TASK OBJECTIVE - Copy out every line containing the word "tượng".

----

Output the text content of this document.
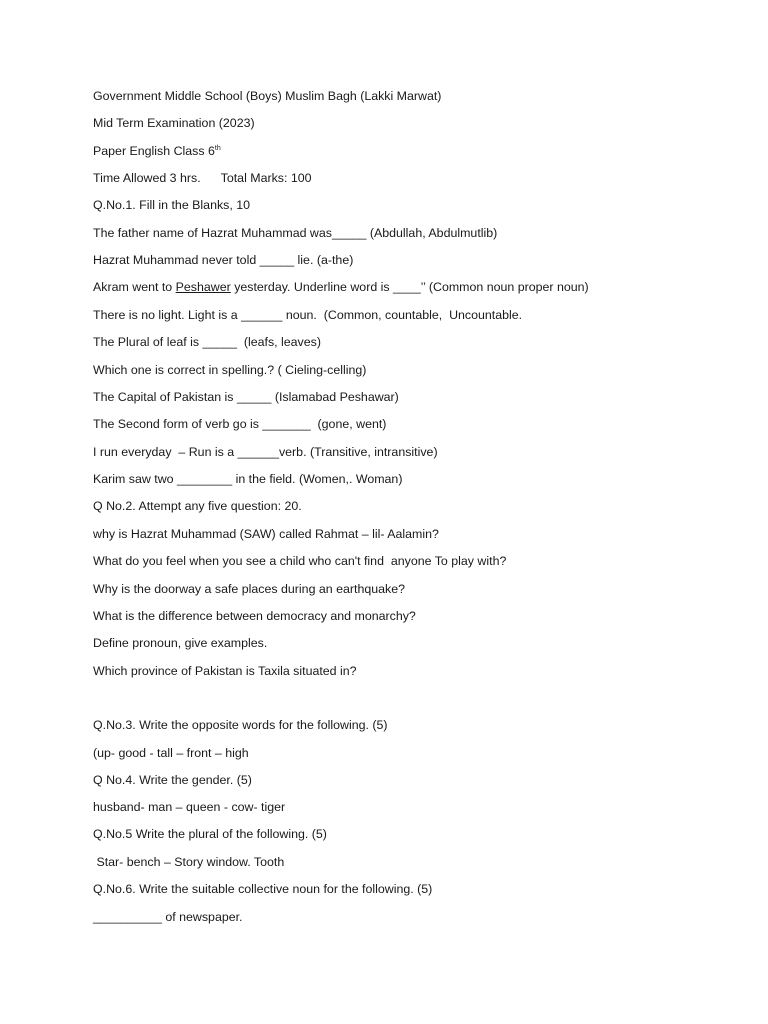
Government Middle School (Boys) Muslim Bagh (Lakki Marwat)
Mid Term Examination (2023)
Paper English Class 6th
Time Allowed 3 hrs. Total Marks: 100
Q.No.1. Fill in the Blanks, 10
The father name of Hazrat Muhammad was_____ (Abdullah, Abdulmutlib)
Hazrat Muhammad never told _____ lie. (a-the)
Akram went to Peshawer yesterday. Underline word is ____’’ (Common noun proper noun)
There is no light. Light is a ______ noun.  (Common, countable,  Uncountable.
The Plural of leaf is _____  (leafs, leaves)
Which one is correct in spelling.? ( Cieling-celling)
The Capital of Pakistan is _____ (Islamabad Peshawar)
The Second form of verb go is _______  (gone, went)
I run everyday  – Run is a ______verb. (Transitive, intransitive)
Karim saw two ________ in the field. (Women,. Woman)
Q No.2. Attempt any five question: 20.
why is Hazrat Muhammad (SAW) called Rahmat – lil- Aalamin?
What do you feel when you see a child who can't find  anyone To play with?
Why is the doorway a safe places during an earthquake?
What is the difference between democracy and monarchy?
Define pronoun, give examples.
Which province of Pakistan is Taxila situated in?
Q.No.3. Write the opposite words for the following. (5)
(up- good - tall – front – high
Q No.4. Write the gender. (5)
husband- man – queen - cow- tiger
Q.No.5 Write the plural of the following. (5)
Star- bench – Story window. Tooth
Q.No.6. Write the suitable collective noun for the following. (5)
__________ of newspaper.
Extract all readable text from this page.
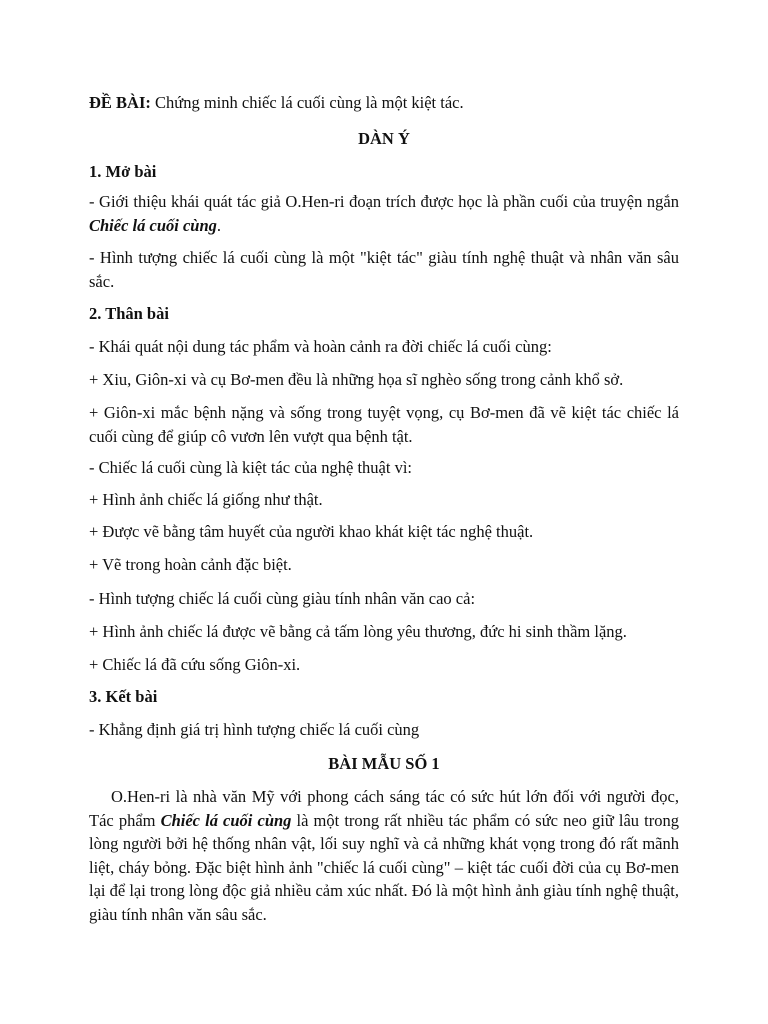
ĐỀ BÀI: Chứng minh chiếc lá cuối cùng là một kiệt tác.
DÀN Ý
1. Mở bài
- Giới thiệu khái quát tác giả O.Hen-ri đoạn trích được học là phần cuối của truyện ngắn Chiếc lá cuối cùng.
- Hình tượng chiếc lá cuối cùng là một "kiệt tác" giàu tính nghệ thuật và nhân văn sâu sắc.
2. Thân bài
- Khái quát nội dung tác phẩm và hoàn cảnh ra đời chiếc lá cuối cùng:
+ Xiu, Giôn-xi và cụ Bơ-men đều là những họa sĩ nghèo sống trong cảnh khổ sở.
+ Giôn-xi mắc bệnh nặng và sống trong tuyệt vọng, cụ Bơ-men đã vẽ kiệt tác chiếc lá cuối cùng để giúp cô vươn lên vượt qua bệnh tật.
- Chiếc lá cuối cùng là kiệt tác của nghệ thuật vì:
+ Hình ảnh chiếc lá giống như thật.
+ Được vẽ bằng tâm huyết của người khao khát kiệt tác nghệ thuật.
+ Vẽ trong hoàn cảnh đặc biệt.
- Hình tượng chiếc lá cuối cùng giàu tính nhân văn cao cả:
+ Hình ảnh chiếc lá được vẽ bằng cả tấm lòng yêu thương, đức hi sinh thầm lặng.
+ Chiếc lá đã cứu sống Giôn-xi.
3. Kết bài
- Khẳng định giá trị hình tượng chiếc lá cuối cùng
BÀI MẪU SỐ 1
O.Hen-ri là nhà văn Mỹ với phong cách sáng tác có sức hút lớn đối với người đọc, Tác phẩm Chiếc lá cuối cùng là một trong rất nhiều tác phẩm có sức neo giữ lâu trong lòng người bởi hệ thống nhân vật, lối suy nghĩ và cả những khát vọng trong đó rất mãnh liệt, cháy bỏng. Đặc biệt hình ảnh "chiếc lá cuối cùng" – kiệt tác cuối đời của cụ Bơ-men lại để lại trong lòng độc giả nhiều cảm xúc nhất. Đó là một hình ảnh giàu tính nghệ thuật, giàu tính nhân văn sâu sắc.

----

ANSWER FOR THE TASK -
- Hình tượng chiếc lá cuối cùng là một "kiệt tác" giàu tính nghệ thuật và nhân văn sâu sắc.
- Hình tượng chiếc lá cuối cùng giàu tính nhân văn cao cả:
- Khẳng định giá trị hình tượng chiếc lá cuối cùng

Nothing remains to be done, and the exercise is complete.